• [Task prompt]:
Examine the entries below, count the lines holding the string "means", and respond with the number only.

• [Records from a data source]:
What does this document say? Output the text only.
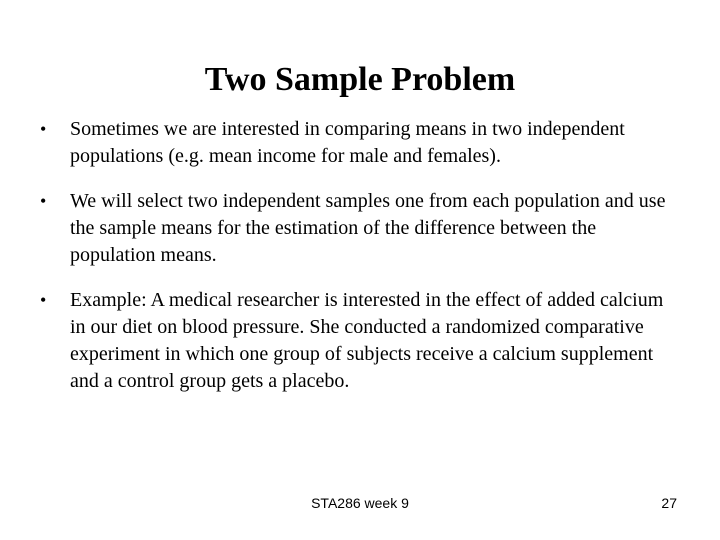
Two Sample Problem
•	Sometimes we are interested in comparing means in two independent populations (e.g. mean income for male and females).
•	We will select two independent samples one from each population and use the sample means for the estimation of the difference between the population means.
•	Example: A medical researcher is interested in the effect of added calcium in our diet on blood pressure. She conducted a randomized comparative experiment in which one group of subjects receive a calcium supplement and a control group gets a placebo.
STA286 week 9	27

• [Answer below]:
2